Document transcript data:
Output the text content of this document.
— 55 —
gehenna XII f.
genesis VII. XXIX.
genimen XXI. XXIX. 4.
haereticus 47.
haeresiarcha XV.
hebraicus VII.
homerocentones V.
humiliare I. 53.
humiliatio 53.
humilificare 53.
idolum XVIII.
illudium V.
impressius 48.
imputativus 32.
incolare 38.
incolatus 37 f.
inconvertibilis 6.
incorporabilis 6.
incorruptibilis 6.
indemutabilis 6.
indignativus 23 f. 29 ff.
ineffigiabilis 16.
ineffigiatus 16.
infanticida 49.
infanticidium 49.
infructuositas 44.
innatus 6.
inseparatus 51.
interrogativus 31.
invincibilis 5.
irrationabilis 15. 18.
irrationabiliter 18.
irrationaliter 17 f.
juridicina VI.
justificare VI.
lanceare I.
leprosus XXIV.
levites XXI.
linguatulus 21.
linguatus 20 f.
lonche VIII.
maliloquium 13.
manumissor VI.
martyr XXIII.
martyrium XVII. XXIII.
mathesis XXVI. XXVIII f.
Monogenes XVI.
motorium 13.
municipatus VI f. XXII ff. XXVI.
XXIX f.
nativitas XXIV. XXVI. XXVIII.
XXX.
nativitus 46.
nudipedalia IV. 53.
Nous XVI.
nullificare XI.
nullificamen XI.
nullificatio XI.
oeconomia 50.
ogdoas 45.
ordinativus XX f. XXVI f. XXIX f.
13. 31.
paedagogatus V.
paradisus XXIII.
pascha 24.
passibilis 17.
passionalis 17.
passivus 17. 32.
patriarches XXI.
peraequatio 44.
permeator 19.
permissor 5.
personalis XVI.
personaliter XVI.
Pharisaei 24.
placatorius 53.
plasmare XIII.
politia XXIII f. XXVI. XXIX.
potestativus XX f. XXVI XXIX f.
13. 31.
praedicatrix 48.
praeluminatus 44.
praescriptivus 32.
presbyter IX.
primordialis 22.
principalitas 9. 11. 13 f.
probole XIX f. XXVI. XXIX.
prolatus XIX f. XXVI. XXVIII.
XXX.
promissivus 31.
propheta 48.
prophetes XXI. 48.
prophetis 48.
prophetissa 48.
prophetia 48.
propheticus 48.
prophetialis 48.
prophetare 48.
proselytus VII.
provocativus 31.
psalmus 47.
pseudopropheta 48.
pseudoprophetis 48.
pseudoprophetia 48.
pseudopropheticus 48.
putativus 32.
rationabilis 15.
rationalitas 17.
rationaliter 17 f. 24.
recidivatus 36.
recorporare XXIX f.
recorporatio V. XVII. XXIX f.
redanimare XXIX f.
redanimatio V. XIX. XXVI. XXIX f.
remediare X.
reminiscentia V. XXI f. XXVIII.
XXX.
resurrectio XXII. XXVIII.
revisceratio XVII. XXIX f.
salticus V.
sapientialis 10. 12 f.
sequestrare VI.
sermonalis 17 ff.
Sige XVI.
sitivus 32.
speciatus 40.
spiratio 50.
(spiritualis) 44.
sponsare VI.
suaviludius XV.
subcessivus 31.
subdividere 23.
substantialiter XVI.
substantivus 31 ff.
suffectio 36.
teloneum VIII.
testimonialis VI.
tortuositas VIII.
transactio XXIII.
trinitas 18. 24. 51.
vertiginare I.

...

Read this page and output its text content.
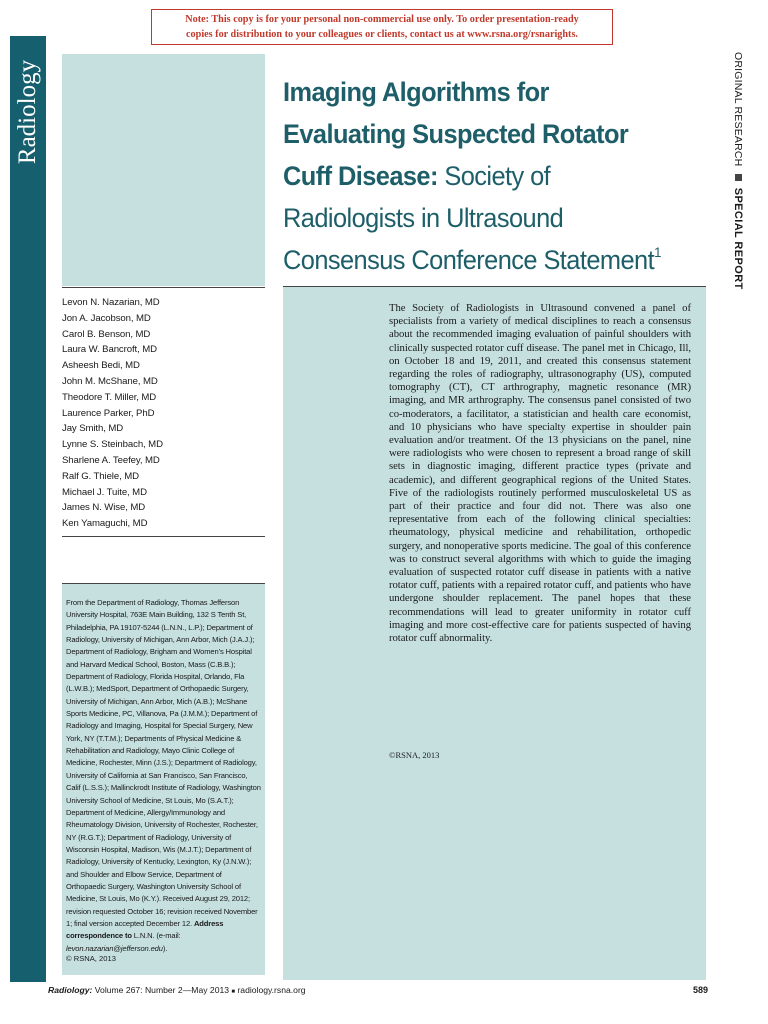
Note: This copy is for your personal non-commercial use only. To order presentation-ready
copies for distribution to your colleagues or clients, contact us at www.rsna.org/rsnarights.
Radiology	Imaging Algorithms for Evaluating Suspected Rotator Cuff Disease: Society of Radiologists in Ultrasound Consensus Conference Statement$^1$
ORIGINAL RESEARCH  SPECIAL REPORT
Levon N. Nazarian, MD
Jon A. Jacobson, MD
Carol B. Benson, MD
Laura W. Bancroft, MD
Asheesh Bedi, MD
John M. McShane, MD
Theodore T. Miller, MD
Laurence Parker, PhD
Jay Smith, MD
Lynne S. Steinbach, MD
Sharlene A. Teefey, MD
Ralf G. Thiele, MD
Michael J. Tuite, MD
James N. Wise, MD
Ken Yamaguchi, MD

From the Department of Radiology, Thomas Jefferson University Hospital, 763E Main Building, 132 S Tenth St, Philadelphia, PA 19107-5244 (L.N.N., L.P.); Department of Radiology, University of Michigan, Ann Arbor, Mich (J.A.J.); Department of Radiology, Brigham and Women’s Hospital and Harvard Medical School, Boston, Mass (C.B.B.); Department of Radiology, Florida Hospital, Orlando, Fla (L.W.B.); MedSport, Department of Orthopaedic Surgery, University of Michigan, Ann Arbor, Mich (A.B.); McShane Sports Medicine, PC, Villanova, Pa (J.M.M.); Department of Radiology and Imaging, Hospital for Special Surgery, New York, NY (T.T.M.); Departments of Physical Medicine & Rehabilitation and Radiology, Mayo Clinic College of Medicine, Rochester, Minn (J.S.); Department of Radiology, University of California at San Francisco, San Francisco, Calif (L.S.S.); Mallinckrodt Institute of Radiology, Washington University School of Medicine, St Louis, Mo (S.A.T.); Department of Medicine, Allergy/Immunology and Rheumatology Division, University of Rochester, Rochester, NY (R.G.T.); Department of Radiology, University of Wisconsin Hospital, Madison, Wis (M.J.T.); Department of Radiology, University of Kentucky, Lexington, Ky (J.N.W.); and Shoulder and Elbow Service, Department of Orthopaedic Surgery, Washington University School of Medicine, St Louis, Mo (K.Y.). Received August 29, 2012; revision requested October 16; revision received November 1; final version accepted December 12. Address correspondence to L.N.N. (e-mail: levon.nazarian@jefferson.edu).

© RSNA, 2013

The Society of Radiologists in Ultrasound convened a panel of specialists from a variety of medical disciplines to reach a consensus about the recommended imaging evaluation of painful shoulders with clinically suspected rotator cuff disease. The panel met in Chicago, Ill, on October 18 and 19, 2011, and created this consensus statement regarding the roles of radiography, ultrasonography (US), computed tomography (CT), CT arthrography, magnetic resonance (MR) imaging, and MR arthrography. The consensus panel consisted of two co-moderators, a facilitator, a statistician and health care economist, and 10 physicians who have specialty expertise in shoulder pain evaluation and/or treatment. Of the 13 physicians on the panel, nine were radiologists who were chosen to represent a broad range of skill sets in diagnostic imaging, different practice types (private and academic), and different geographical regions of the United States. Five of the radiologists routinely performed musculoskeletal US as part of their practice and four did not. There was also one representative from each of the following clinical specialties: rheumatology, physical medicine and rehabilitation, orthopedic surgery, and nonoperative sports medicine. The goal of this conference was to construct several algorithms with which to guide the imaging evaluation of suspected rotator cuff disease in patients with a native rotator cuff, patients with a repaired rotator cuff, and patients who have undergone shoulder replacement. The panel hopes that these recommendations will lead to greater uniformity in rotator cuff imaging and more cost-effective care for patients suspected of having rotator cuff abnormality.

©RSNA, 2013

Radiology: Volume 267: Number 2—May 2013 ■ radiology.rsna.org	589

EXERCISE INSTRUCTIONS:
Among the lines of the data, which ones contain the word "text"? Show them.

WRITTEN RESPONSE:
Output the text content of this document.
Read this page and output its text content.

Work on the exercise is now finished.